[Records contained in a dataset]

────────────────────

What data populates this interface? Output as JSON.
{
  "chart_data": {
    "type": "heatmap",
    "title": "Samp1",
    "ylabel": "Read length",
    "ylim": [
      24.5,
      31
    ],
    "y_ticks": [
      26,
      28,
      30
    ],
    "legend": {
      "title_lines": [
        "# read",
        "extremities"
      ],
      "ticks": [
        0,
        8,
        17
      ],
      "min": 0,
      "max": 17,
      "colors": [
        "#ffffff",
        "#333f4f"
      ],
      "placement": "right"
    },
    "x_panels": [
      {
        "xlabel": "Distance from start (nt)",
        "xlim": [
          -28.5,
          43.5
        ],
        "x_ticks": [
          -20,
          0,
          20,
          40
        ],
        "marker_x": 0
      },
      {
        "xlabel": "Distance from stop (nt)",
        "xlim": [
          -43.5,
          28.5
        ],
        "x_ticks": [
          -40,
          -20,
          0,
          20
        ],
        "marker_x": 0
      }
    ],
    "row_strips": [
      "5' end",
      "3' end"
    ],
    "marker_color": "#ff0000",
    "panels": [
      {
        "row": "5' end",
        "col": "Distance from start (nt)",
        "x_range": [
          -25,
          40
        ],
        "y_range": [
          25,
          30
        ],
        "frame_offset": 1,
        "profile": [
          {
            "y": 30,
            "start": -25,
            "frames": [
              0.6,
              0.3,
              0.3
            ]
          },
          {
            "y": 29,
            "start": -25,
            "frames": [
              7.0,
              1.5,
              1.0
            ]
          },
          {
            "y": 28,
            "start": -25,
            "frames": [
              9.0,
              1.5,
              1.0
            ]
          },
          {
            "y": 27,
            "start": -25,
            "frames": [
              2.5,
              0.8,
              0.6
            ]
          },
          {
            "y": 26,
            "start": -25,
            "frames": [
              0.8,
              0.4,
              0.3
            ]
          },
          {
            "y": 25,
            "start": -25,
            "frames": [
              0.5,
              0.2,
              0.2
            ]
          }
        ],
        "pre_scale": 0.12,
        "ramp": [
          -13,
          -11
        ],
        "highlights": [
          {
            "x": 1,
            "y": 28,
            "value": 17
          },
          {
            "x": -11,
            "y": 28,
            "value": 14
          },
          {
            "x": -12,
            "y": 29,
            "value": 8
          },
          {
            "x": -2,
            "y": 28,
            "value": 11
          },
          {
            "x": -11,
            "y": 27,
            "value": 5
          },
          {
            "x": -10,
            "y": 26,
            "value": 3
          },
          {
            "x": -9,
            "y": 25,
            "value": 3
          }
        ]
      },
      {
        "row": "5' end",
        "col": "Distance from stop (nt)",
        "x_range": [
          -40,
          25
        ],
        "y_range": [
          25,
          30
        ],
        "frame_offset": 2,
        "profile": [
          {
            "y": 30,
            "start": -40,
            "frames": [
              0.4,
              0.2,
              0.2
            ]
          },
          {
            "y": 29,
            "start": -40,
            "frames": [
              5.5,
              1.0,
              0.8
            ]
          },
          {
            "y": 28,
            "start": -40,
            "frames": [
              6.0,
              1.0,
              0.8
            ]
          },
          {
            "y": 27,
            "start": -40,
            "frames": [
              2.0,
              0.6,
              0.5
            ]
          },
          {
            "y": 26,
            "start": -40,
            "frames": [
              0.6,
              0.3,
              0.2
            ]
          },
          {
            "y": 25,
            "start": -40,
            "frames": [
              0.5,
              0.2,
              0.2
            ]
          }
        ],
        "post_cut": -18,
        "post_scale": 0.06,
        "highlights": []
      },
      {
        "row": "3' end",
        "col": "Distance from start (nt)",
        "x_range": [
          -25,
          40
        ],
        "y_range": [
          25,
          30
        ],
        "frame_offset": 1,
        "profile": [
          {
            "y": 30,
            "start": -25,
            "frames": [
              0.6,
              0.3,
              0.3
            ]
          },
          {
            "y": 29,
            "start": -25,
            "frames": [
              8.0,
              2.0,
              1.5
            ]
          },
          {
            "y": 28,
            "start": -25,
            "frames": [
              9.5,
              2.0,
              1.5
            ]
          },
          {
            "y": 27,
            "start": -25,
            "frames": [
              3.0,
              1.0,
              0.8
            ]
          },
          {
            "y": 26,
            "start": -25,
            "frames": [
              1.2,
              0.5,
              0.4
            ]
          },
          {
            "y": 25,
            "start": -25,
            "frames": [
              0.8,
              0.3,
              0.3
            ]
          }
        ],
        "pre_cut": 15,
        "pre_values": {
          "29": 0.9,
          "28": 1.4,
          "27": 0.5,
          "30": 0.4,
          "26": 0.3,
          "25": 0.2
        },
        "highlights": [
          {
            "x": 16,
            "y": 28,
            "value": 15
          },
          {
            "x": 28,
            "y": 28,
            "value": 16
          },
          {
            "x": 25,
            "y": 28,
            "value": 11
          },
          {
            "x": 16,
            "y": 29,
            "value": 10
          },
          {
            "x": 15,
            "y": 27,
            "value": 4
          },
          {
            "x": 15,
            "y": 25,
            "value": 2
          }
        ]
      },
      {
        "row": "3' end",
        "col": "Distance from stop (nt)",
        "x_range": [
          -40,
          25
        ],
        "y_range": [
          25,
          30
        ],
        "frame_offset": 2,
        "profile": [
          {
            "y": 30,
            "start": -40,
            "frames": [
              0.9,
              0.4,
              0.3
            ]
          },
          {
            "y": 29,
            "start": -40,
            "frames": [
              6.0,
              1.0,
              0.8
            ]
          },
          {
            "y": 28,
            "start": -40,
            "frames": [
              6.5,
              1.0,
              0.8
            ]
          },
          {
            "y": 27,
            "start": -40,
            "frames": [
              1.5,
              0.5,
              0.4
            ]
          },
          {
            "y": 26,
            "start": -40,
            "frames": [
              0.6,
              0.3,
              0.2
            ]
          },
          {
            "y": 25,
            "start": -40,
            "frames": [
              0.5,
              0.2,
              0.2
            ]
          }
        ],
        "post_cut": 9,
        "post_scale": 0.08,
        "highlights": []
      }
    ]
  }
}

────────────────────

> _PROBLEM DETAILS_: Reproduce all of the material above word for word.

> _OUTPUT FOR THIS EXERCISE_:
What data populates this interface? Output as JSON.
{
  "chart_data": {
    "type": "heatmap",
    "title": "Samp1",
    "ylabel": "Read length",
    "ylim": [
      24.5,
      31
    ],
    "y_ticks": [
      26,
      28,
      30
    ],
    "legend": {
      "title_lines": [
        "# read",
        "extremities"
      ],
      "ticks": [
        0,
        8,
        17
      ],
      "min": 0,
      "max": 17,
      "colors": [
        "#ffffff",
        "#333f4f"
      ],
      "placement": "right"
    },
    "x_panels": [
      {
        "xlabel": "Distance from start (nt)",
        "xlim": [
          -28.5,
          43.5
        ],
        "x_ticks": [
          -20,
          0,
          20,
          40
        ],
        "marker_x": 0
      },
      {
        "xlabel": "Distance from stop (nt)",
        "xlim": [
          -43.5,
          28.5
        ],
        "x_ticks": [
          -40,
          -20,
          0,
          20
        ],
        "marker_x": 0
      }
    ],
    "row_strips": [
      "5' end",
      "3' end"
    ],
    "marker_color": "#ff0000",
    "panels": [
      {
        "row": "5' end",
        "col": "Distance from start (nt)",
        "x_range": [
          -25,
          40
        ],
        "y_range": [
          25,
          30
        ],
        "frame_offset": 1,
        "profile": [
          {
            "y": 30,
            "start": -25,
            "frames": [
              0.6,
              0.3,
              0.3
            ]
          },
          {
            "y": 29,
            "start": -25,
            "frames": [
              7.0,
              1.5,
              1.0
            ]
          },
          {
            "y": 28,
            "start": -25,
            "frames": [
              9.0,
              1.5,
              1.0
            ]
          },
          {
            "y": 27,
            "start": -25,
            "frames": [
              2.5,
              0.8,
              0.6
            ]
          },
          {
            "y": 26,
            "start": -25,
            "frames": [
              0.8,
              0.4,
              0.3
            ]
          },
          {
            "y": 25,
            "start": -25,
            "frames": [
              0.5,
              0.2,
              0.2
            ]
          }
        ],
        "pre_scale": 0.12,
        "ramp": [
          -13,
          -11
        ],
        "highlights": [
          {
            "x": 1,
            "y": 28,
            "value": 17
          },
          {
            "x": -11,
            "y": 28,
            "value": 14
          },
          {
            "x": -12,
            "y": 29,
            "value": 8
          },
          {
            "x": -2,
            "y": 28,
            "value": 11
          },
          {
            "x": -11,
            "y": 27,
            "value": 5
          },
          {
            "x": -10,
            "y": 26,
            "value": 3
          },
          {
            "x": -9,
            "y": 25,
            "value": 3
          }
        ]
      },
      {
        "row": "5' end",
        "col": "Distance from stop (nt)",
        "x_range": [
          -40,
          25
        ],
        "y_range": [
          25,
          30
        ],
        "frame_offset": 2,
        "profile": [
          {
            "y": 30,
            "start": -40,
            "frames": [
              0.4,
              0.2,
              0.2
            ]
          },
          {
            "y": 29,
            "start": -40,
            "frames": [
              5.5,
              1.0,
              0.8
            ]
          },
          {
            "y": 28,
            "start": -40,
            "frames": [
              6.0,
              1.0,
              0.8
            ]
          },
          {
            "y": 27,
            "start": -40,
            "frames": [
              2.0,
              0.6,
              0.5
            ]
          },
          {
            "y": 26,
            "start": -40,
            "frames": [
              0.6,
              0.3,
              0.2
            ]
          },
          {
            "y": 25,
            "start": -40,
            "frames": [
              0.5,
              0.2,
              0.2
            ]
          }
        ],
        "post_cut": -18,
        "post_scale": 0.06,
        "highlights": []
      },
      {
        "row": "3' end",
        "col": "Distance from start (nt)",
        "x_range": [
          -25,
          40
        ],
        "y_range": [
          25,
          30
        ],
        "frame_offset": 1,
        "profile": [
          {
            "y": 30,
            "start": -25,
            "frames": [
              0.6,
              0.3,
              0.3
            ]
          },
          {
            "y": 29,
            "start": -25,
            "frames": [
              8.0,
              2.0,
              1.5
            ]
          },
          {
            "y": 28,
            "start": -25,
            "frames": [
              9.5,
              2.0,
              1.5
            ]
          },
          {
            "y": 27,
            "start": -25,
            "frames": [
              3.0,
              1.0,
              0.8
            ]
          },
          {
            "y": 26,
            "start": -25,
            "frames": [
              1.2,
              0.5,
              0.4
            ]
          },
          {
            "y": 25,
            "start": -25,
            "frames": [
              0.8,
              0.3,
              0.3
            ]
          }
        ],
        "pre_cut": 15,
        "pre_values": {
          "29": 0.9,
          "28": 1.4,
          "27": 0.5,
          "30": 0.4,
          "26": 0.3,
          "25": 0.2
        },
        "highlights": [
          {
            "x": 16,
            "y": 28,
            "value": 15
          },
          {
            "x": 28,
            "y": 28,
            "value": 16
          },
          {
            "x": 25,
            "y": 28,
            "value": 11
          },
          {
            "x": 16,
            "y": 29,
            "value": 10
          },
          {
            "x": 15,
            "y": 27,
            "value": 4
          },
          {
            "x": 15,
            "y": 25,
            "value": 2
          }
        ]
      },
      {
        "row": "3' end",
        "col": "Distance from stop (nt)",
        "x_range": [
          -40,
          25
        ],
        "y_range": [
          25,
          30
        ],
        "frame_offset": 2,
        "profile": [
          {
            "y": 30,
            "start": -40,
            "frames": [
              0.9,
              0.4,
              0.3
            ]
          },
          {
            "y": 29,
            "start": -40,
            "frames": [
              6.0,
              1.0,
              0.8
            ]
          },
          {
            "y": 28,
            "start": -40,
            "frames": [
              6.5,
              1.0,
              0.8
            ]
          },
          {
            "y": 27,
            "start": -40,
            "frames": [
              1.5,
              0.5,
              0.4
            ]
          },
          {
            "y": 26,
            "start": -40,
            "frames": [
              0.6,
              0.3,
              0.2
            ]
          },
          {
            "y": 25,
            "start": -40,
            "frames": [
              0.5,
              0.2,
              0.2
            ]
          }
        ],
        "post_cut": 9,
        "post_scale": 0.08,
        "highlights": []
      }
    ]
  }
}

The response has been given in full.